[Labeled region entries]
========================================================================
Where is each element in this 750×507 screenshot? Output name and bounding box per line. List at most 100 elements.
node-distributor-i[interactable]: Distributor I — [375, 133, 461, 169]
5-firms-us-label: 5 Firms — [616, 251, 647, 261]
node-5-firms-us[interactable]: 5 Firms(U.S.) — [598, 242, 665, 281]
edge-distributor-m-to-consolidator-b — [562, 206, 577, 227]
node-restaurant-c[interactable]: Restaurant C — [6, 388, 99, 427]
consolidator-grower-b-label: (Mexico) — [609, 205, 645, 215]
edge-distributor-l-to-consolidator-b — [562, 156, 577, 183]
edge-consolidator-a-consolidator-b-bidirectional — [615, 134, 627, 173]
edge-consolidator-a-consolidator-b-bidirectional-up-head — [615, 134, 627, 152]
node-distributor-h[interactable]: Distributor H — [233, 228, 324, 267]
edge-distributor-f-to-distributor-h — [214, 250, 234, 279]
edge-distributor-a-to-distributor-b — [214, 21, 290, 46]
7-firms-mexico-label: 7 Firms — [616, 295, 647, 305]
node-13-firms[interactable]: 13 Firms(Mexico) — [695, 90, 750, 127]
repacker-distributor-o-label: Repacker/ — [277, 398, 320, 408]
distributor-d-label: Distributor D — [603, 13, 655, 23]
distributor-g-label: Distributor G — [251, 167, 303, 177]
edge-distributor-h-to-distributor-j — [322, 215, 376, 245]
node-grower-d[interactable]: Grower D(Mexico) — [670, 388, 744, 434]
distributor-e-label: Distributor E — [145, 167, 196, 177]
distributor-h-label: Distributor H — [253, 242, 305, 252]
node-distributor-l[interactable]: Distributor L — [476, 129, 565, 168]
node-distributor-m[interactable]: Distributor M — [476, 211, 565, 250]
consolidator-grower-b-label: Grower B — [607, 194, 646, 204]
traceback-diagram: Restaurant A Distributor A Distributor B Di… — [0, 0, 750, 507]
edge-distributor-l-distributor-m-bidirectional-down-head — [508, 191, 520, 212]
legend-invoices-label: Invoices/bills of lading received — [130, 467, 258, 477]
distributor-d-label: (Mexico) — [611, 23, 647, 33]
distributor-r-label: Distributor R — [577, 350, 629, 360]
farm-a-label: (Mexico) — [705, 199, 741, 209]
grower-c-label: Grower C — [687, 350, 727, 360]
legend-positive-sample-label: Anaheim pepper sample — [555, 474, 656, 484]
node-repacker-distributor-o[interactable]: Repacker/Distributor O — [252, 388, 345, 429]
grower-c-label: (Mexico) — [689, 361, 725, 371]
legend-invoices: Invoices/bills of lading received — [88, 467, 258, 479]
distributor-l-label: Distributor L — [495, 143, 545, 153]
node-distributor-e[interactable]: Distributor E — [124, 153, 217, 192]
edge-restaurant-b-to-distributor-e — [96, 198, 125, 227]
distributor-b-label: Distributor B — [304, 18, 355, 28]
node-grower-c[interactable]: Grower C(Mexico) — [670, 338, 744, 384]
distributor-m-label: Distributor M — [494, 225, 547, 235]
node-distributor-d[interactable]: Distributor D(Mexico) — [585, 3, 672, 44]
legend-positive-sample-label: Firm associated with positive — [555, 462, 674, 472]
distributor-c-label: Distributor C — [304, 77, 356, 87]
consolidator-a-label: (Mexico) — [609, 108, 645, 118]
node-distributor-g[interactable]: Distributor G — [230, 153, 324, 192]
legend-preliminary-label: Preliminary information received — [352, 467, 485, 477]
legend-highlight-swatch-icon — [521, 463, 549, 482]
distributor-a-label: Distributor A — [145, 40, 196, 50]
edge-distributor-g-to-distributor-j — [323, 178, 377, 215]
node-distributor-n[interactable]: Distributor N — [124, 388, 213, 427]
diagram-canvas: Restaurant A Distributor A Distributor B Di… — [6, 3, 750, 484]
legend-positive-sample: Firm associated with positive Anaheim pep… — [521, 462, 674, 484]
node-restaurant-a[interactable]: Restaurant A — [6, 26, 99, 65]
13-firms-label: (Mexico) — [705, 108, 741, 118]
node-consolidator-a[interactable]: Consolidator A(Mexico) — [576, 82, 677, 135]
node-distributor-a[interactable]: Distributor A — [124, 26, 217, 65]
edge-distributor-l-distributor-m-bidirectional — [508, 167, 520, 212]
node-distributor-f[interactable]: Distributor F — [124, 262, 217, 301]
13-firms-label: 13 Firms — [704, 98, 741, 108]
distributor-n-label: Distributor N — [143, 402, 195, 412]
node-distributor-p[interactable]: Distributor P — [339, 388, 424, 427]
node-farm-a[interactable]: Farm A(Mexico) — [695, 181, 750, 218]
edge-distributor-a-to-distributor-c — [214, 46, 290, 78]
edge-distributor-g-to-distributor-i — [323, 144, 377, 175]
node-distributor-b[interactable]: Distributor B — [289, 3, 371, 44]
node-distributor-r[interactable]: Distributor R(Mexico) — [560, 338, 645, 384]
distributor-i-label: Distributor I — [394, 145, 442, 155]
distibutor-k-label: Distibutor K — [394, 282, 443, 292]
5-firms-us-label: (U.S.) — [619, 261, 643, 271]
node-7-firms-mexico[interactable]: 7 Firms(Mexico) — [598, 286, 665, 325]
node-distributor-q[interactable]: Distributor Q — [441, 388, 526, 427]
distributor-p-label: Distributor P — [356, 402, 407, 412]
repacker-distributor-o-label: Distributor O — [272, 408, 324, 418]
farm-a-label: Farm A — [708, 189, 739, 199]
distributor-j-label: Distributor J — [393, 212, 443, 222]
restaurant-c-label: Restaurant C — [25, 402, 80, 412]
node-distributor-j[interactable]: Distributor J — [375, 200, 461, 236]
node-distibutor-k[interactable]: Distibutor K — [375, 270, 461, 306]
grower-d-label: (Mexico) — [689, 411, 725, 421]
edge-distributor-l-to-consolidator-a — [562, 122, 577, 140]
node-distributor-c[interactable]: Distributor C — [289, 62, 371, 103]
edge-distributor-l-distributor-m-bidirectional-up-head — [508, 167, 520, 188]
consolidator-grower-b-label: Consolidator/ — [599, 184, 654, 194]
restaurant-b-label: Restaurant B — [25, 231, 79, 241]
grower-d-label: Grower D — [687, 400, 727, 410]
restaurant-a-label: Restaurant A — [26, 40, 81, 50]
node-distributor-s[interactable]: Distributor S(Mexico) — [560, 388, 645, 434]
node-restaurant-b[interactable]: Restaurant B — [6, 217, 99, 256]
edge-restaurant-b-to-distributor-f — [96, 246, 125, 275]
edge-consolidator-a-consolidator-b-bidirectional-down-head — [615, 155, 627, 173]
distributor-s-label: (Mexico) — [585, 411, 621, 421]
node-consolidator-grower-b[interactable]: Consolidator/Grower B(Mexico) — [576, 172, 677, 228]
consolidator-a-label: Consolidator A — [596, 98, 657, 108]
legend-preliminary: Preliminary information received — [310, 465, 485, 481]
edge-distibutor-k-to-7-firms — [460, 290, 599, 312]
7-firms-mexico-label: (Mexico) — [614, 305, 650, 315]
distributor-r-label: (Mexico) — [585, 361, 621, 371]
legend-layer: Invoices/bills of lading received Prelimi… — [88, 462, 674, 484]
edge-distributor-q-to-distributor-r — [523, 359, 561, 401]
========================================================================
[TASK GOAL] Rewrite the entries as a numbered list, starting at the first entry and ending at the line that contains "edge-distributor-a-to-distributor-b — [214, 21, 290, 46]", and omit any blank lines.

[RIGHT ANSWER]
1. Where is each element in this 750×507 screenshot? Output name and bounding box per line. List at most 100 elements.
2. node-distributor-i[interactable]: Distributor I — [375, 133, 461, 169]
3. 5-firms-us-label: 5 Firms — [616, 251, 647, 261]
4. node-5-firms-us[interactable]: 5 Firms(U.S.) — [598, 242, 665, 281]
5. edge-distributor-m-to-consolidator-b — [562, 206, 577, 227]
6. node-restaurant-c[interactable]: Restaurant C — [6, 388, 99, 427]
7. consolidator-grower-b-label: (Mexico) — [609, 205, 645, 215]
8. edge-distributor-l-to-consolidator-b — [562, 156, 577, 183]
9. edge-consolidator-a-consolidator-b-bidirectional — [615, 134, 627, 173]
10. edge-consolidator-a-consolidator-b-bidirectional-up-head — [615, 134, 627, 152]
11. node-distributor-h[interactable]: Distributor H — [233, 228, 324, 267]
12. edge-distributor-f-to-distributor-h — [214, 250, 234, 279]
13. edge-distributor-a-to-distributor-b — [214, 21, 290, 46]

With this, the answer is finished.